Stored records:
[BEGIN]

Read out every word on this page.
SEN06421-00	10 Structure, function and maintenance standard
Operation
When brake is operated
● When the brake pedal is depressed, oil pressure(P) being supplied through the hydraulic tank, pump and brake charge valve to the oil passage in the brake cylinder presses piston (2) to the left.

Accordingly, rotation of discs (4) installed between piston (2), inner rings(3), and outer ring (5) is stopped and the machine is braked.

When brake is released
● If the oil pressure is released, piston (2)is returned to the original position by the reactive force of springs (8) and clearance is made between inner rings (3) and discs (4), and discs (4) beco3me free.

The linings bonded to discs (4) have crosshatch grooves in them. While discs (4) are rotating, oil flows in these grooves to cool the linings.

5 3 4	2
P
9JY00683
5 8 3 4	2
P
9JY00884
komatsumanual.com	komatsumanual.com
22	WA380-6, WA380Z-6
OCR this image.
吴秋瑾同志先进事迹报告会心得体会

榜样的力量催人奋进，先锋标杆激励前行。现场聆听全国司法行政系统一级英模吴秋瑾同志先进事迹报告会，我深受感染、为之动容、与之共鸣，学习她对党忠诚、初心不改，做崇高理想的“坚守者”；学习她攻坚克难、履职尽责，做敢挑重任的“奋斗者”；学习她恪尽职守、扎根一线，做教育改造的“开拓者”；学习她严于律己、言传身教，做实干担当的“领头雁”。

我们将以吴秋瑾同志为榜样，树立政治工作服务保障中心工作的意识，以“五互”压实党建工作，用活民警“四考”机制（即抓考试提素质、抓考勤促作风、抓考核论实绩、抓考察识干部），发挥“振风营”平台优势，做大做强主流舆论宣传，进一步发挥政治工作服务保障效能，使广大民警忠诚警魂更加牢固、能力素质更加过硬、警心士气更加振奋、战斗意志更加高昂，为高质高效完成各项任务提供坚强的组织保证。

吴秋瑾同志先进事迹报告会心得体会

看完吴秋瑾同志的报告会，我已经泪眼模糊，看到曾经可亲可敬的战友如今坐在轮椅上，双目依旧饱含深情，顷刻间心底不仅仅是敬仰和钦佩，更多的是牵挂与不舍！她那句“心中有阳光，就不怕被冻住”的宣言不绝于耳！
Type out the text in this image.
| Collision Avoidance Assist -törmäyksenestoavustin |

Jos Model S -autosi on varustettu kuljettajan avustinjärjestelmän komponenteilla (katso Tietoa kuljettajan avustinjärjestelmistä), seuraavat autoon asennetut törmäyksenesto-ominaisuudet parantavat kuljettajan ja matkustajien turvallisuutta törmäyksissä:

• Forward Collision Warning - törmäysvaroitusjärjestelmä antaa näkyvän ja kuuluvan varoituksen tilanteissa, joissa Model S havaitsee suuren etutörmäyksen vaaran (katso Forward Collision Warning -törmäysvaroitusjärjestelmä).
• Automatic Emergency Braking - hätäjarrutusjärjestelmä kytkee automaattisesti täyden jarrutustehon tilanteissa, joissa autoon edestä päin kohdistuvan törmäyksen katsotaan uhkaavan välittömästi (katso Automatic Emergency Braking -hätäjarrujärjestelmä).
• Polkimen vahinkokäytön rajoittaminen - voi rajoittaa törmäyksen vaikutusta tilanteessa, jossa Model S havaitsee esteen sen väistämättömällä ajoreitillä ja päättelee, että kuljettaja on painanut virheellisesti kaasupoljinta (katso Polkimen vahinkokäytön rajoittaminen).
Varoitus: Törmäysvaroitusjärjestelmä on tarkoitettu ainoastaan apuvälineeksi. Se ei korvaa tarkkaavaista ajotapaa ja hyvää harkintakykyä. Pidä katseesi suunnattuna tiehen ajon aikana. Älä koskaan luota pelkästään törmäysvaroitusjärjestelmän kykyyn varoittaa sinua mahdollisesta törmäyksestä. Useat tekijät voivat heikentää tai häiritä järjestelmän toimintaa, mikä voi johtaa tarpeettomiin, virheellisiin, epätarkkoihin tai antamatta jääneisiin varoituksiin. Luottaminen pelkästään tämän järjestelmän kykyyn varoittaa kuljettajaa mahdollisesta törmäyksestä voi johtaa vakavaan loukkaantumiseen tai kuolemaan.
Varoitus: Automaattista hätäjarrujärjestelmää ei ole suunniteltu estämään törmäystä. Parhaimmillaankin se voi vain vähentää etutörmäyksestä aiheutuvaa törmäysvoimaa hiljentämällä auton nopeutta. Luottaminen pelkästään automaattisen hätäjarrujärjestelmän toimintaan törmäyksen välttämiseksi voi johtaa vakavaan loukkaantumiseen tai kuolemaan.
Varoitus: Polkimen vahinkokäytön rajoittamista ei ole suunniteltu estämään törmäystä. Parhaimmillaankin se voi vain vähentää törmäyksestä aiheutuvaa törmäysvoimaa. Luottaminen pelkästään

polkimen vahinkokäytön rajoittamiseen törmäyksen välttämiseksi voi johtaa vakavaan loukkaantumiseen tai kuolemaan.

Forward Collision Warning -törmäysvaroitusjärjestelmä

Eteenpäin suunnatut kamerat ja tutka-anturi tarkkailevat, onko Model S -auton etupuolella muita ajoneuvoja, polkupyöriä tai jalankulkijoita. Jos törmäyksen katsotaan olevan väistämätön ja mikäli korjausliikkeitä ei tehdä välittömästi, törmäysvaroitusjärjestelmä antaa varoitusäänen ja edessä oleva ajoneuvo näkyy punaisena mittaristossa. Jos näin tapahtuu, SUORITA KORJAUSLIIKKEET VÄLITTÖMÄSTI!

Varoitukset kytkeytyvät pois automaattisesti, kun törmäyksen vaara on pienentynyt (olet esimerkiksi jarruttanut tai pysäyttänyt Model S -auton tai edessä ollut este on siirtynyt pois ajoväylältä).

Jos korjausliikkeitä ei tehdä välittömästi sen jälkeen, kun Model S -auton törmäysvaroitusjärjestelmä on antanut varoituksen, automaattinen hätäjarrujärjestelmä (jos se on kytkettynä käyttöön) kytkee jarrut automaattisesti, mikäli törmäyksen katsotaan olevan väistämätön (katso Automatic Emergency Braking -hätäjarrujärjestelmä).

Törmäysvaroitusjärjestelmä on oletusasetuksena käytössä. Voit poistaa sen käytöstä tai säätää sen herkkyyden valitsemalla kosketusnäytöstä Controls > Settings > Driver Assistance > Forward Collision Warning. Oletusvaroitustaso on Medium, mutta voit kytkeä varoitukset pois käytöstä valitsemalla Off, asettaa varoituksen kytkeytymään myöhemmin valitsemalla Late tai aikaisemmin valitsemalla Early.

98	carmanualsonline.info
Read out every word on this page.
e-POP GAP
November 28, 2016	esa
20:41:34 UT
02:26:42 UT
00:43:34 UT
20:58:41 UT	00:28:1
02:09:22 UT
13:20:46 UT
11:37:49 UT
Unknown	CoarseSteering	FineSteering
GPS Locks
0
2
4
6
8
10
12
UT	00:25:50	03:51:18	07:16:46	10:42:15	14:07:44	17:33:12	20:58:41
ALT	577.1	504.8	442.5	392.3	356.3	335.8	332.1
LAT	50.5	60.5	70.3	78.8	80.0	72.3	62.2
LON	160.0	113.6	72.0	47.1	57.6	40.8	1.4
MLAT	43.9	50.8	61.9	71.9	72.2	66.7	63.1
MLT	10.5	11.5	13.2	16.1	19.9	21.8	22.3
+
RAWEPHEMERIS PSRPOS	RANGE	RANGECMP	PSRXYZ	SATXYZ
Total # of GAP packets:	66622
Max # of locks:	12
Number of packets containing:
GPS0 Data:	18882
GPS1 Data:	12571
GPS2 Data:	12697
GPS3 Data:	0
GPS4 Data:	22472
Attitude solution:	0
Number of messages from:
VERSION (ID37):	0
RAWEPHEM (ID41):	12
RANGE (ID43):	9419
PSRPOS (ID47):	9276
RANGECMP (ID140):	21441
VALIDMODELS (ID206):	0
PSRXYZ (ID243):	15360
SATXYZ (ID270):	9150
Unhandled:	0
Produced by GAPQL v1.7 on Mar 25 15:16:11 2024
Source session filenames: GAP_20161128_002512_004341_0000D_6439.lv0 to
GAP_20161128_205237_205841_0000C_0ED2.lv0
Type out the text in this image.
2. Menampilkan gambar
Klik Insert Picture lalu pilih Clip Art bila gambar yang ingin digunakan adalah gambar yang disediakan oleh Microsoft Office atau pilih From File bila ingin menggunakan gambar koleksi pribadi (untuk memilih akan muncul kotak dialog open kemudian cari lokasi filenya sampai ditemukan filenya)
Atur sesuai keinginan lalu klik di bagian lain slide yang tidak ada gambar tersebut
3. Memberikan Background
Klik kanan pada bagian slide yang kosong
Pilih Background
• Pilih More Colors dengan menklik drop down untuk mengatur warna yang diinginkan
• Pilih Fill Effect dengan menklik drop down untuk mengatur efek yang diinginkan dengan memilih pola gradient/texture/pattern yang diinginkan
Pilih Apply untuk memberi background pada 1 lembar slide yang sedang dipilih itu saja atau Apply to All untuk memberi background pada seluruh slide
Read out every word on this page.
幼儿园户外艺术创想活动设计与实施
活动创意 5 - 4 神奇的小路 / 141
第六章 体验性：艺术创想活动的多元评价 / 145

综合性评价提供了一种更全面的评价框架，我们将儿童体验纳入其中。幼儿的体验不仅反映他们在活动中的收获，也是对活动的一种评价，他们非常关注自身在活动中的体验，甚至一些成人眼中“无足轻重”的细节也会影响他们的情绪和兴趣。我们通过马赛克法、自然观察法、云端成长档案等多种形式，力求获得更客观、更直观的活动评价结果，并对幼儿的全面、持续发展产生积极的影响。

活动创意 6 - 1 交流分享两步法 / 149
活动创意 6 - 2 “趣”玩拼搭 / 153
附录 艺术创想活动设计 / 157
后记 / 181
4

[END]

Written exercise: From the data above, copy each line that has the string "Forward".

Written answer:
• Forward Collision Warning - törmäysvaroitusjärjestelmä antaa näkyvän ja kuuluvan varoituksen tilanteissa, joissa Model S havaitsee suuren etutörmäyksen vaaran (katso Forward Collision Warning -törmäysvaroitusjärjestelmä).
Forward Collision Warning -törmäysvaroitusjärjestelmä
Törmäysvaroitusjärjestelmä on oletusasetuksena käytössä. Voit poistaa sen käytöstä tai säätää sen herkkyyden valitsemalla kosketusnäytöstä Controls > Settings > Driver Assistance > Forward Collision Warning. Oletusvaroitustaso on Medium, mutta voit kytkeä varoitukset pois käytöstä valitsemalla Off, asettaa varoituksen kytkeytymään myöhemmin valitsemalla Late tai aikaisemmin valitsemalla Early.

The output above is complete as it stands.